What is required
An exact restatement of all the data is required, with the pictures left out.

(Beginning of Provided data)

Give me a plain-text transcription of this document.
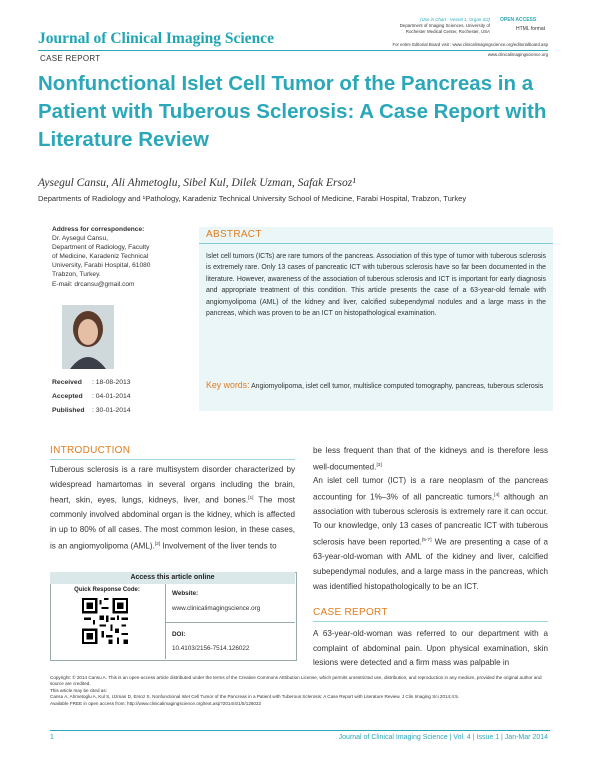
Journal of Clinical Imaging Science
CASE REPORT
(Use in Chart - Vessel 1; Organ 4/2)
Department of Imaging Sciences, University of
Rochester Medical Center, Rochester, USA
OPEN ACCESS
HTML format
For entire Editorial Board visit : www.clinicalimagingscience.org/editorialboard.asp
www.clinicalimagingscience.org
Nonfunctional Islet Cell Tumor of the Pancreas in a Patient with Tuberous Sclerosis: A Case Report with Literature Review
Aysegul Cansu, Ali Ahmetoglu, Sibel Kul, Dilek Uzman, Safak Ersoz¹
Departments of Radiology and ¹Pathology, Karadeniz Technical University School of Medicine, Farabi Hospital, Trabzon, Turkey
Address for correspondence:
Dr. Aysegul Cansu,
Department of Radiology, Faculty
of Medicine, Karadeniz Technical
University, Farabi Hospital, 61080
Trabzon, Turkey.
E-mail: drcansu@gmail.com
Received : 18-08-2013
Accepted : 04-01-2014
Published : 30-01-2014
ABSTRACT
Islet cell tumors (ICTs) are rare tumors of the pancreas. Association of this type of tumor with tuberous sclerosis is extremely rare. Only 13 cases of pancreatic ICT with tuberous sclerosis have so far been documented in the literature. However, awareness of the association of tuberous sclerosis and ICT is important for early diagnosis and appropriate treatment of this condition. This article presents the case of a 63-year-old female with angiomyolipoma (AML) of the kidney and liver, calcified subependymal nodules and a large mass in the pancreas, which was proven to be an ICT on histopathological examination.
Key words: Angiomyolipoma, islet cell tumor, multislice computed tomography, pancreas, tuberous sclerosis
INTRODUCTION
Tuberous sclerosis is a rare multisystem disorder characterized by widespread hamartomas in several organs including the brain, heart, skin, eyes, lungs, kidneys, liver, and bones.[1] The most commonly involved abdominal organ is the kidney, which is affected in up to 80% of all cases. The most common lesion, in these cases, is an angiomyolipoma (AML).[2] Involvement of the liver tends to
be less frequent than that of the kidneys and is therefore less well-documented.[3]
An islet cell tumor (ICT) is a rare neoplasm of the pancreas accounting for 1%–3% of all pancreatic tumors,[4] although an association with tuberous sclerosis is extremely rare it can occur. To our knowledge, only 13 cases of pancreatic ICT with tuberous sclerosis have been reported.[5-7] We are presenting a case of a 63-year-old-woman with AML of the kidney and liver, calcified subependymal nodules, and a large mass in the pancreas, which was identified histopathologically to be an ICT.
CASE REPORT
A 63-year-old-woman was referred to our department with a complaint of abdominal pain. Upon physical examination, skin lesions were detected and a firm mass was palpable in
Access this article online
Quick Response Code:	Website:
www.clinicalimagingscience.org
DOI:
10.4103/2156-7514.126022
Copyright: © 2014 Cansu A. This is an open-access article distributed under the terms of the Creative Commons Attribution License, which permits unrestricted use, distribution, and reproduction in any medium, provided the original author and source are credited.
This article may be cited as:
Cansu A, Ahmetoglu A, Kul S, Uzman D, Ersoz S. Nonfunctional Islet Cell Tumor of the Pancreas in a Patient with Tuberous Sclerosis: A Case Report with Literature Review. J Clin Imaging Sci 2014;4:5.
Available FREE in open access from: http://www.clinicalimagingscience.org/text.asp?2014/4/1/5/126022
1	Journal of Clinical Imaging Science | Vol. 4 | Issue 1 | Jan-Mar 2014
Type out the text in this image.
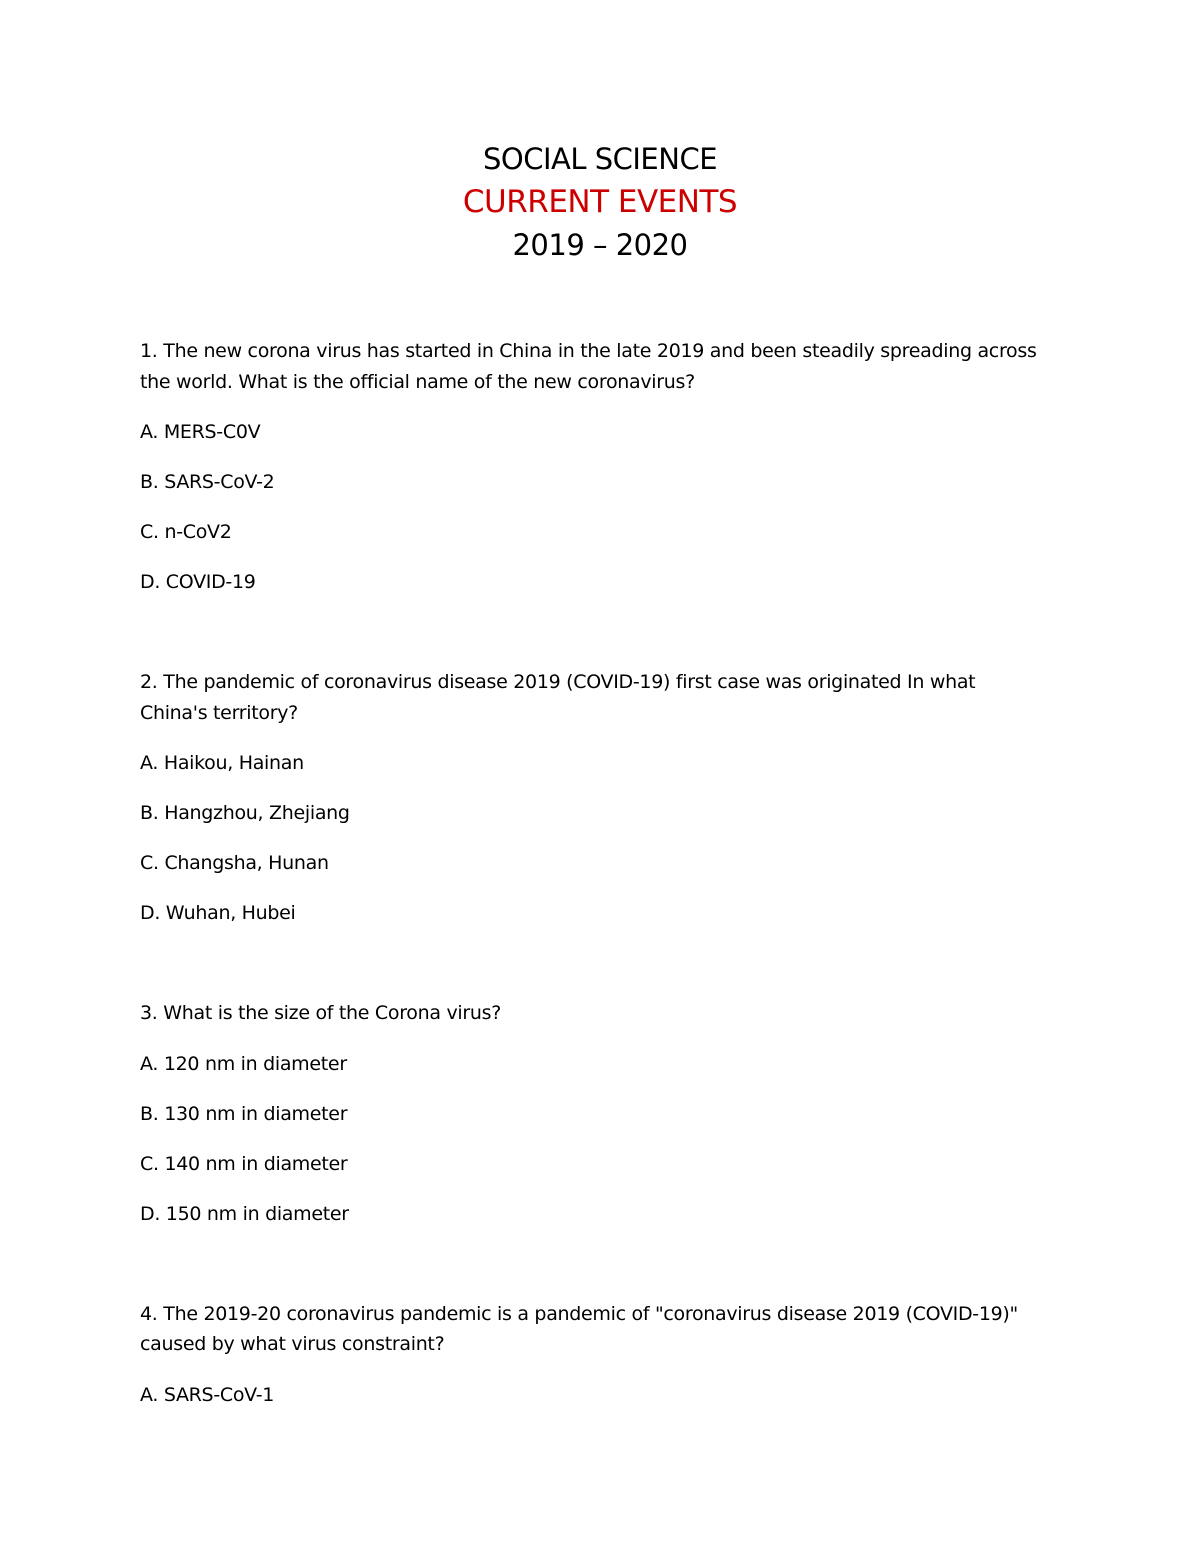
SOCIAL SCIENCE
CURRENT EVENTS
2019 – 2020

1. The new corona virus has started in China in the late 2019 and been steadily spreading across the world. What is the official name of the new coronavirus?

A. MERS-C0V
B. SARS-CoV-2
C. n-CoV2
D. COVID-19

2. The pandemic of coronavirus disease 2019 (COVID-19) first case was originated In what China's territory?

A. Haikou, Hainan
B. Hangzhou, Zhejiang
C. Changsha, Hunan
D. Wuhan, Hubei

3. What is the size of the Corona virus?

A. 120 nm in diameter
B. 130 nm in diameter
C. 140 nm in diameter
D. 150 nm in diameter

4. The 2019-20 coronavirus pandemic is a pandemic of "coronavirus disease 2019 (COVID-19)" caused by what virus constraint?

A. SARS-CoV-1
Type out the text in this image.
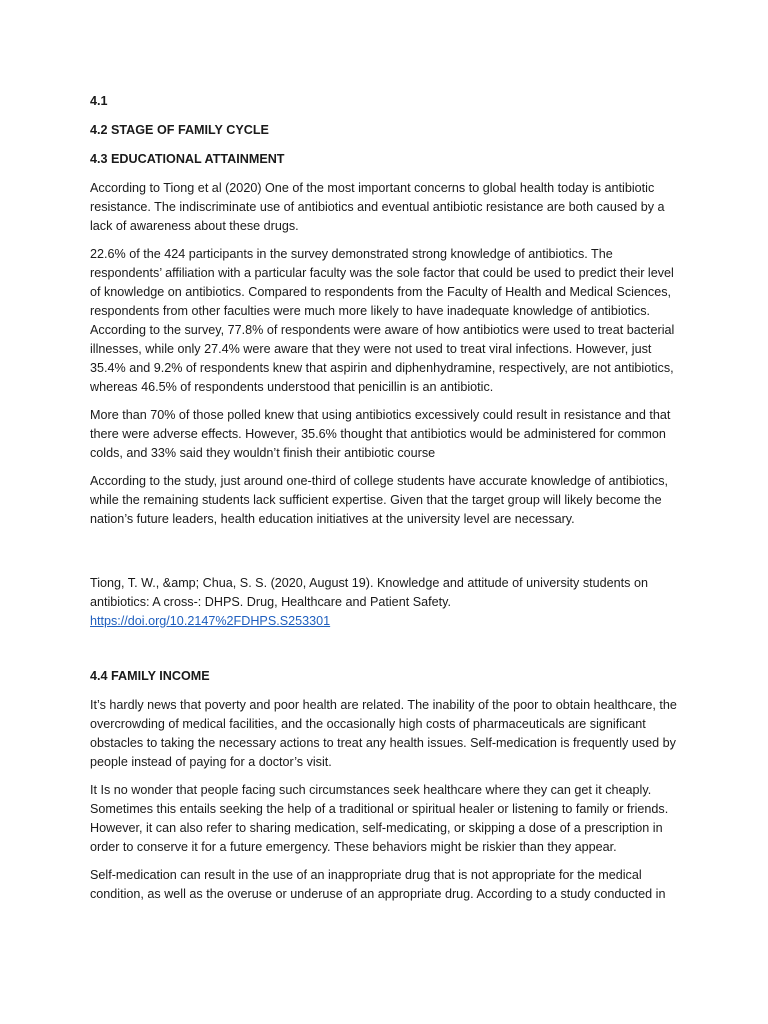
4.1
4.2 STAGE OF FAMILY CYCLE
4.3 EDUCATIONAL ATTAINMENT

According to Tiong et al (2020) One of the most important concerns to global health today is antibiotic resistance. The indiscriminate use of antibiotics and eventual antibiotic resistance are both caused by a lack of awareness about these drugs.

22.6% of the 424 participants in the survey demonstrated strong knowledge of antibiotics. The respondents’ affiliation with a particular faculty was the sole factor that could be used to predict their level of knowledge on antibiotics. Compared to respondents from the Faculty of Health and Medical Sciences, respondents from other faculties were much more likely to have inadequate knowledge of antibiotics. According to the survey, 77.8% of respondents were aware of how antibiotics were used to treat bacterial illnesses, while only 27.4% were aware that they were not used to treat viral infections. However, just 35.4% and 9.2% of respondents knew that aspirin and diphenhydramine, respectively, are not antibiotics, whereas 46.5% of respondents understood that penicillin is an antibiotic.

More than 70% of those polled knew that using antibiotics excessively could result in resistance and that there were adverse effects. However, 35.6% thought that antibiotics would be administered for common colds, and 33% said they wouldn’t finish their antibiotic course

According to the study, just around one-third of college students have accurate knowledge of antibiotics, while the remaining students lack sufficient expertise. Given that the target group will likely become the nation’s future leaders, health education initiatives at the university level are necessary.

Tiong, T. W., &amp; Chua, S. S. (2020, August 19). Knowledge and attitude of university students on antibiotics: A cross-: DHPS. Drug, Healthcare and Patient Safety.

https://doi.org/10.2147%2FDHPS.S253301
4.4 FAMILY INCOME

It’s hardly news that poverty and poor health are related. The inability of the poor to obtain healthcare, the overcrowding of medical facilities, and the occasionally high costs of pharmaceuticals are significant obstacles to taking the necessary actions to treat any health issues. Self-medication is frequently used by people instead of paying for a doctor’s visit.

It Is no wonder that people facing such circumstances seek healthcare where they can get it cheaply. Sometimes this entails seeking the help of a traditional or spiritual healer or listening to family or friends. However, it can also refer to sharing medication, self-medicating, or skipping a dose of a prescription in order to conserve it for a future emergency. These behaviors might be riskier than they appear.

Self-medication can result in the use of an inappropriate drug that is not appropriate for the medical condition, as well as the overuse or underuse of an appropriate drug. According to a study conducted in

(End of Provided data)

Answer to the exercise
Give me a plain-text transcription of this document.
Journal of Clinical Imaging Science
CASE REPORT
(Use in Chart - Vessel 1; Organ 4/2)
Department of Imaging Sciences, University of
Rochester Medical Center, Rochester, USA
OPEN ACCESS
HTML format
For entire Editorial Board visit : www.clinicalimagingscience.org/editorialboard.asp
www.clinicalimagingscience.org
Nonfunctional Islet Cell Tumor of the Pancreas in a Patient with Tuberous Sclerosis: A Case Report with Literature Review
Aysegul Cansu, Ali Ahmetoglu, Sibel Kul, Dilek Uzman, Safak Ersoz¹
Departments of Radiology and ¹Pathology, Karadeniz Technical University School of Medicine, Farabi Hospital, Trabzon, Turkey
Address for correspondence:
Dr. Aysegul Cansu,
Department of Radiology, Faculty
of Medicine, Karadeniz Technical
University, Farabi Hospital, 61080
Trabzon, Turkey.
E-mail: drcansu@gmail.com
Received : 18-08-2013
Accepted : 04-01-2014
Published : 30-01-2014
ABSTRACT
Islet cell tumors (ICTs) are rare tumors of the pancreas. Association of this type of tumor with tuberous sclerosis is extremely rare. Only 13 cases of pancreatic ICT with tuberous sclerosis have so far been documented in the literature. However, awareness of the association of tuberous sclerosis and ICT is important for early diagnosis and appropriate treatment of this condition. This article presents the case of a 63-year-old female with angiomyolipoma (AML) of the kidney and liver, calcified subependymal nodules and a large mass in the pancreas, which was proven to be an ICT on histopathological examination.
Key words: Angiomyolipoma, islet cell tumor, multislice computed tomography, pancreas, tuberous sclerosis
INTRODUCTION
Tuberous sclerosis is a rare multisystem disorder characterized by widespread hamartomas in several organs including the brain, heart, skin, eyes, lungs, kidneys, liver, and bones.[1] The most commonly involved abdominal organ is the kidney, which is affected in up to 80% of all cases. The most common lesion, in these cases, is an angiomyolipoma (AML).[2] Involvement of the liver tends to
be less frequent than that of the kidneys and is therefore less well-documented.[3]
An islet cell tumor (ICT) is a rare neoplasm of the pancreas accounting for 1%–3% of all pancreatic tumors,[4] although an association with tuberous sclerosis is extremely rare it can occur. To our knowledge, only 13 cases of pancreatic ICT with tuberous sclerosis have been reported.[5-7] We are presenting a case of a 63-year-old-woman with AML of the kidney and liver, calcified subependymal nodules, and a large mass in the pancreas, which was identified histopathologically to be an ICT.
CASE REPORT
A 63-year-old-woman was referred to our department with a complaint of abdominal pain. Upon physical examination, skin lesions were detected and a firm mass was palpable in
Access this article online
Quick Response Code:	Website:
www.clinicalimagingscience.org
DOI:
10.4103/2156-7514.126022
Copyright: © 2014 Cansu A. This is an open-access article distributed under the terms of the Creative Commons Attribution License, which permits unrestricted use, distribution, and reproduction in any medium, provided the original author and source are credited.
This article may be cited as:
Cansu A, Ahmetoglu A, Kul S, Uzman D, Ersoz S. Nonfunctional Islet Cell Tumor of the Pancreas in a Patient with Tuberous Sclerosis: A Case Report with Literature Review. J Clin Imaging Sci 2014;4:5.
Available FREE in open access from: http://www.clinicalimagingscience.org/text.asp?2014/4/1/5/126022
1	Journal of Clinical Imaging Science | Vol. 4 | Issue 1 | Jan-Mar 2014
Type out the text in this image.
SOCIAL SCIENCE
CURRENT EVENTS
2019 – 2020

1. The new corona virus has started in China in the late 2019 and been steadily spreading across the world. What is the official name of the new coronavirus?

A. MERS-C0V
B. SARS-CoV-2
C. n-CoV2
D. COVID-19

2. The pandemic of coronavirus disease 2019 (COVID-19) first case was originated In what China's territory?

A. Haikou, Hainan
B. Hangzhou, Zhejiang
C. Changsha, Hunan
D. Wuhan, Hubei

3. What is the size of the Corona virus?

A. 120 nm in diameter
B. 130 nm in diameter
C. 140 nm in diameter
D. 150 nm in diameter

4. The 2019-20 coronavirus pandemic is a pandemic of "coronavirus disease 2019 (COVID-19)" caused by what virus constraint?

A. SARS-CoV-1
Type out the text in this image.
4.1
4.2 STAGE OF FAMILY CYCLE
4.3 EDUCATIONAL ATTAINMENT

According to Tiong et al (2020) One of the most important concerns to global health today is antibiotic resistance. The indiscriminate use of antibiotics and eventual antibiotic resistance are both caused by a lack of awareness about these drugs.

22.6% of the 424 participants in the survey demonstrated strong knowledge of antibiotics. The respondents’ affiliation with a particular faculty was the sole factor that could be used to predict their level of knowledge on antibiotics. Compared to respondents from the Faculty of Health and Medical Sciences, respondents from other faculties were much more likely to have inadequate knowledge of antibiotics. According to the survey, 77.8% of respondents were aware of how antibiotics were used to treat bacterial illnesses, while only 27.4% were aware that they were not used to treat viral infections. However, just 35.4% and 9.2% of respondents knew that aspirin and diphenhydramine, respectively, are not antibiotics, whereas 46.5% of respondents understood that penicillin is an antibiotic.

More than 70% of those polled knew that using antibiotics excessively could result in resistance and that there were adverse effects. However, 35.6% thought that antibiotics would be administered for common colds, and 33% said they wouldn’t finish their antibiotic course

According to the study, just around one-third of college students have accurate knowledge of antibiotics, while the remaining students lack sufficient expertise. Given that the target group will likely become the nation’s future leaders, health education initiatives at the university level are necessary.

Tiong, T. W., &amp; Chua, S. S. (2020, August 19). Knowledge and attitude of university students on antibiotics: A cross-: DHPS. Drug, Healthcare and Patient Safety.

https://doi.org/10.2147%2FDHPS.S253301
4.4 FAMILY INCOME

It’s hardly news that poverty and poor health are related. The inability of the poor to obtain healthcare, the overcrowding of medical facilities, and the occasionally high costs of pharmaceuticals are significant obstacles to taking the necessary actions to treat any health issues. Self-medication is frequently used by people instead of paying for a doctor’s visit.

It Is no wonder that people facing such circumstances seek healthcare where they can get it cheaply. Sometimes this entails seeking the help of a traditional or spiritual healer or listening to family or friends. However, it can also refer to sharing medication, self-medicating, or skipping a dose of a prescription in order to conserve it for a future emergency. These behaviors might be riskier than they appear.

Self-medication can result in the use of an inappropriate drug that is not appropriate for the medical condition, as well as the overuse or underuse of an appropriate drug. According to a study conducted in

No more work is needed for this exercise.